◆ **Record list**:
## Begin

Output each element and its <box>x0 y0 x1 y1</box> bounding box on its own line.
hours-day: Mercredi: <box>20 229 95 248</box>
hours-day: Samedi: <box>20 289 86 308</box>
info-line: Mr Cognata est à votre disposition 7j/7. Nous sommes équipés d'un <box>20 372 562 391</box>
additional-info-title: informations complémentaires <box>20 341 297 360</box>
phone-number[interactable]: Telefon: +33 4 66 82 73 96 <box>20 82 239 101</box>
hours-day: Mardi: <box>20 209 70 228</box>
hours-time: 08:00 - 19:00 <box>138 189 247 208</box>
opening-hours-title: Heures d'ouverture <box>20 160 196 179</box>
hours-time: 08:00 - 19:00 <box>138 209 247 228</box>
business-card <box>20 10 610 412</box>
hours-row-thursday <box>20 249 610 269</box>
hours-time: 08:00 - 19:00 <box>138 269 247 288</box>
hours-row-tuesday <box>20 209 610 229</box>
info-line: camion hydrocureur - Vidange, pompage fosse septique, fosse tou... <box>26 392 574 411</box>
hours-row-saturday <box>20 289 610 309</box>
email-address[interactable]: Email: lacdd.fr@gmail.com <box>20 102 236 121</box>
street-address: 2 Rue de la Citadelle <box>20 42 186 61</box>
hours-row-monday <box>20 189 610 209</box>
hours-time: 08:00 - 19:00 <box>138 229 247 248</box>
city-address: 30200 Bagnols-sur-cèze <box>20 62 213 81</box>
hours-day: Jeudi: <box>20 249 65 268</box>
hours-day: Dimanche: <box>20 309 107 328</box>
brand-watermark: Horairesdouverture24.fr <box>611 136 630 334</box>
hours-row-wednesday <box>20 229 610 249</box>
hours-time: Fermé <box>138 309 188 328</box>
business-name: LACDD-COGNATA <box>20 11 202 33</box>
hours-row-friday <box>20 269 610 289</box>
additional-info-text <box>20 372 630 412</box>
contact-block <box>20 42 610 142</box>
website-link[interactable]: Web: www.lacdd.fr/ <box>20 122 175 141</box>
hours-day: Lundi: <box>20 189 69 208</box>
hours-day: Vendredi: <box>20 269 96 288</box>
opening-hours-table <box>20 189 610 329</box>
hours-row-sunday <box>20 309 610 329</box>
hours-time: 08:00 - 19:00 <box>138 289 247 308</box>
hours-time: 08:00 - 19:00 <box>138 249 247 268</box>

## End

◆ **The request**:
Update the entries above, replacing every "08:00 - 19:00" with "09:00 - 18:00" and leaving everything else unchanged.

◆ **Full answer**:
Output each element and its <box>x0 y0 x1 y1</box> bounding box on its own line.
hours-day: Mercredi: <box>20 229 95 248</box>
hours-day: Samedi: <box>20 289 86 308</box>
info-line: Mr Cognata est à votre disposition 7j/7. Nous sommes équipés d'un <box>20 372 562 391</box>
additional-info-title: informations complémentaires <box>20 341 297 360</box>
phone-number[interactable]: Telefon: +33 4 66 82 73 96 <box>20 82 239 101</box>
hours-day: Mardi: <box>20 209 70 228</box>
hours-time: 09:00 - 18:00 <box>138 189 247 208</box>
opening-hours-title: Heures d'ouverture <box>20 160 196 179</box>
hours-time: 09:00 - 18:00 <box>138 209 247 228</box>
business-card <box>20 10 610 412</box>
hours-row-thursday <box>20 249 610 269</box>
hours-time: 09:00 - 18:00 <box>138 269 247 288</box>
hours-row-tuesday <box>20 209 610 229</box>
info-line: camion hydrocureur - Vidange, pompage fosse septique, fosse tou... <box>26 392 574 411</box>
hours-row-saturday <box>20 289 610 309</box>
email-address[interactable]: Email: lacdd.fr@gmail.com <box>20 102 236 121</box>
street-address: 2 Rue de la Citadelle <box>20 42 186 61</box>
hours-row-monday <box>20 189 610 209</box>
hours-time: 09:00 - 18:00 <box>138 229 247 248</box>
city-address: 30200 Bagnols-sur-cèze <box>20 62 213 81</box>
hours-day: Jeudi: <box>20 249 65 268</box>
hours-day: Dimanche: <box>20 309 107 328</box>
brand-watermark: Horairesdouverture24.fr <box>611 136 630 334</box>
hours-row-wednesday <box>20 229 610 249</box>
hours-time: Fermé <box>138 309 188 328</box>
business-name: LACDD-COGNATA <box>20 11 202 33</box>
hours-row-friday <box>20 269 610 289</box>
additional-info-text <box>20 372 630 412</box>
contact-block <box>20 42 610 142</box>
website-link[interactable]: Web: www.lacdd.fr/ <box>20 122 175 141</box>
hours-day: Lundi: <box>20 189 69 208</box>
hours-day: Vendredi: <box>20 269 96 288</box>
opening-hours-table <box>20 189 610 329</box>
hours-row-sunday <box>20 309 610 329</box>
hours-time: 09:00 - 18:00 <box>138 289 247 308</box>
hours-time: 09:00 - 18:00 <box>138 249 247 268</box>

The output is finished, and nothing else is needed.